WORK TO COMPLETE: Update the funding news passage from "Two major fintech" to "Ventures and Verda.", replacing "financial plumbing" with "financial infrastructure".

-------- PASSAGE --------

Two major fintech payment infrastructure startups secured Series A funding in mid-June 2026, highlighting a growing investor conviction that stablecoin rails are becoming essential financial plumbing for global commerce. Switzerland-based Range raised an oversubscribed $8.3 million Series A, bringing its total funding to $11 million, while Colombia-based El Dorado closed a $9 million Series A led by Paradigm with participation from Coinbase Ventures and Verda.
What Happened
Range announced its $8.3 million Series A on June 18, 2026, led by investors including Sixthirty Ventures. The platform provides unified stablecoin and fiat compliance infrastructure, offering real-time ledger capabilities that combine traditional banking rails with on-chain settlement. Range claims to track 99.41% of stablecoin payment activity across more than 200 networks and over 100 stablecoins, protecting more than $30 billion in on-chain assets. The company has processed over five million transactions since its 2022 founding.

-------- INFORMATION SHOWN --------

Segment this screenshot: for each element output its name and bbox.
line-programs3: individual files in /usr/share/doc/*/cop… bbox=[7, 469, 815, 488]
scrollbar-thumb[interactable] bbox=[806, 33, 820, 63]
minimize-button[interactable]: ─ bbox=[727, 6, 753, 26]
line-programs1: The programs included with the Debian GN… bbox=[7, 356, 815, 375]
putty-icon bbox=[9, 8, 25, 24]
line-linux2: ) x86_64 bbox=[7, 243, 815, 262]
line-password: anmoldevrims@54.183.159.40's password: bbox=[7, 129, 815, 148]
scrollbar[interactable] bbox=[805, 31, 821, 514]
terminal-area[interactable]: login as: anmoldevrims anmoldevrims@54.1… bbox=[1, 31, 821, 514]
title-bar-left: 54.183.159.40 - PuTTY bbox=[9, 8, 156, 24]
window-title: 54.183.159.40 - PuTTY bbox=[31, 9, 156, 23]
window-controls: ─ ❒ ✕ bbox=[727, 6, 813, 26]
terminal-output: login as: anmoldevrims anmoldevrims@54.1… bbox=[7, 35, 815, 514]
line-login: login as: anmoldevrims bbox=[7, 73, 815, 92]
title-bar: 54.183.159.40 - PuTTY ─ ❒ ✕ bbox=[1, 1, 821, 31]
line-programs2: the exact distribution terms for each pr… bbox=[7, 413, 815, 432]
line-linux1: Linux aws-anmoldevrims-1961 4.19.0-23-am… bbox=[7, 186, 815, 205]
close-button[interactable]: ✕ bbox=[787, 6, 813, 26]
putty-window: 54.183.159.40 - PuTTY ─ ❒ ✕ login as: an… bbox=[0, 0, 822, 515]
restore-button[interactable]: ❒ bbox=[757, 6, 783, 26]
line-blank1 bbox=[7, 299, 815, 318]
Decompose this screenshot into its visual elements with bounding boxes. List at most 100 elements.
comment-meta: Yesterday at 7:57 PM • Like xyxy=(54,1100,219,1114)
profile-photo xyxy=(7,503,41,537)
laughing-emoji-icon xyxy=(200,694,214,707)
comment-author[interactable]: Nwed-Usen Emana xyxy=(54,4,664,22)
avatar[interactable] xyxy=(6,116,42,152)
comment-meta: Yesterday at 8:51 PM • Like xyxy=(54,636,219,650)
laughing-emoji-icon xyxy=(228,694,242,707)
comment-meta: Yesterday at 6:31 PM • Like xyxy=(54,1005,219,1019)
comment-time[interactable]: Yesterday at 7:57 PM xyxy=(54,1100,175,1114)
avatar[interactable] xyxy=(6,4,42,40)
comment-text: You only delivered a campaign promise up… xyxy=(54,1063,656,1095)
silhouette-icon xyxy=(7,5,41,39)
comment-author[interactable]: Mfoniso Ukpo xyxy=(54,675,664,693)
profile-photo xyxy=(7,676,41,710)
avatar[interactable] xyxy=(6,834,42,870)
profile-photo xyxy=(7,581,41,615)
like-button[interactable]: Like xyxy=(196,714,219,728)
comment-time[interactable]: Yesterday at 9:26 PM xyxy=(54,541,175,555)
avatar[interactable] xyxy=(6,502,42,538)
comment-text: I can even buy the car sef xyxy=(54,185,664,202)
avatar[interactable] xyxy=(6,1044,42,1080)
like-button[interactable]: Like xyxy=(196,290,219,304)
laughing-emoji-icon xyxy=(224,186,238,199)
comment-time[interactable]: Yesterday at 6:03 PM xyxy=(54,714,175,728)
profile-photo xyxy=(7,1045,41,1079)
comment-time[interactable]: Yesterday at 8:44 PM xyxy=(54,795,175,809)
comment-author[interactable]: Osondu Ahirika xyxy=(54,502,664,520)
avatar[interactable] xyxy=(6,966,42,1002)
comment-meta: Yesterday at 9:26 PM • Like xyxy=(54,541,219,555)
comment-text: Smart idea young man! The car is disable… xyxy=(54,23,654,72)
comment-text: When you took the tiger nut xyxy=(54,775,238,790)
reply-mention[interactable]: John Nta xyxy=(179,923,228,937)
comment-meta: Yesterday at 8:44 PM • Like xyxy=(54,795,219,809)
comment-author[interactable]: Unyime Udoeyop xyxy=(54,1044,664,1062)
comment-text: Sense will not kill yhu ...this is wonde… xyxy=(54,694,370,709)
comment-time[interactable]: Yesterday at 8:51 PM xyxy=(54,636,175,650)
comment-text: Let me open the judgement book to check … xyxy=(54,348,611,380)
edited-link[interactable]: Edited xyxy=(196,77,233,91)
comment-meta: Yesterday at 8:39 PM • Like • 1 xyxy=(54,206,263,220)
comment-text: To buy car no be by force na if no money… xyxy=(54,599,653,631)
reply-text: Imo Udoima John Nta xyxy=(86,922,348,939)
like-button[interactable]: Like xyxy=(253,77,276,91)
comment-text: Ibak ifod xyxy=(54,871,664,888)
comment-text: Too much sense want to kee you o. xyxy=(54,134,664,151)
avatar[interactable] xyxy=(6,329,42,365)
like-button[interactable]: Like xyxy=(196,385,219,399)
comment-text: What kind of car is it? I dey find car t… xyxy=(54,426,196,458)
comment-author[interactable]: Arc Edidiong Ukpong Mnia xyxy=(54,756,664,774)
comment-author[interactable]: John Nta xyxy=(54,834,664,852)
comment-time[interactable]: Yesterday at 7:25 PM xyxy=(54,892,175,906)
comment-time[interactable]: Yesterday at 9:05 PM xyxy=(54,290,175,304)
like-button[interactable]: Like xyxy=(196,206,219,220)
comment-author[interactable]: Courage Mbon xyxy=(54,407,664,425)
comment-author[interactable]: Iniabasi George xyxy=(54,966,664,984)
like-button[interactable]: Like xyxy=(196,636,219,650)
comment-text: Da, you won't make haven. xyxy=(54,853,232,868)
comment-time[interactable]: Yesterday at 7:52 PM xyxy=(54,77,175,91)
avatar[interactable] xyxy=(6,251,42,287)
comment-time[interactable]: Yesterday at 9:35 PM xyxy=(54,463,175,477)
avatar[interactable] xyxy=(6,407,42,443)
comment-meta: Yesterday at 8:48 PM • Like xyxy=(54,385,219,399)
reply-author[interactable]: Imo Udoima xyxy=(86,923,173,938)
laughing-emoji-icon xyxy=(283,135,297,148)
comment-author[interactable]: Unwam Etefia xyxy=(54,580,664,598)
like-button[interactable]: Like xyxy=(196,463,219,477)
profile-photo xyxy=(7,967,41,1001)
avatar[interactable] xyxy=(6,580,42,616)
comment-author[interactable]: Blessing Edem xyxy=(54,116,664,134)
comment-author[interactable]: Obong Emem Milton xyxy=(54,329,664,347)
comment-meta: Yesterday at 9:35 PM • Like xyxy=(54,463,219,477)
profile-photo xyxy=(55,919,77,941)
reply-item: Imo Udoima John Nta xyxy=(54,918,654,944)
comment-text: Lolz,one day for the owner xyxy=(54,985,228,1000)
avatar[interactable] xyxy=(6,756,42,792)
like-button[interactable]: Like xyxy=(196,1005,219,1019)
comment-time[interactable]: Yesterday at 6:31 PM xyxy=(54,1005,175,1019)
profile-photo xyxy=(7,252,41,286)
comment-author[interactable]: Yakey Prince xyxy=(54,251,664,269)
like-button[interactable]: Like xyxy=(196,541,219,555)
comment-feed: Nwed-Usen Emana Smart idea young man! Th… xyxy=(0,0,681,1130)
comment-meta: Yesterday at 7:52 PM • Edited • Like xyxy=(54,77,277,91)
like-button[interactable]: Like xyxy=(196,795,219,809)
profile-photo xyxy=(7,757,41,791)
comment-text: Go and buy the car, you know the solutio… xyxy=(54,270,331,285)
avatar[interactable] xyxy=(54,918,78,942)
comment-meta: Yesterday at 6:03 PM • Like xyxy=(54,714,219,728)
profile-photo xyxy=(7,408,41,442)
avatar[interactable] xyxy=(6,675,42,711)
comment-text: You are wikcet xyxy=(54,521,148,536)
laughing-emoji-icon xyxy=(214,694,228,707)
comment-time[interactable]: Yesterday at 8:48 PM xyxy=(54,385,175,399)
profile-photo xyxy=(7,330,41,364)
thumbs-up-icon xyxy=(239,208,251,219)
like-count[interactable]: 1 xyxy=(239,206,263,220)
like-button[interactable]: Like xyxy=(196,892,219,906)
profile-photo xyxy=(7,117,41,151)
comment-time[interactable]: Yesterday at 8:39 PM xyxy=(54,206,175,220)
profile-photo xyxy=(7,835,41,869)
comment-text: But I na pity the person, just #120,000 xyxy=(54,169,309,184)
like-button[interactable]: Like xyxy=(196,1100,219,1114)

--------

TASK SOLUTION:
Two major fintech payment infrastructure startups secured Series A funding in mid-June 2026, highlighting a growing investor conviction that stablecoin rails are becoming essential financial infrastructure for global commerce. Switzerland-based Range raised an oversubscribed $8.3 million Series A, bringing its total funding to $11 million, while Colombia-based El Dorado closed a $9 million Series A led by Paradigm with participation from Coinbase Ventures and Verda.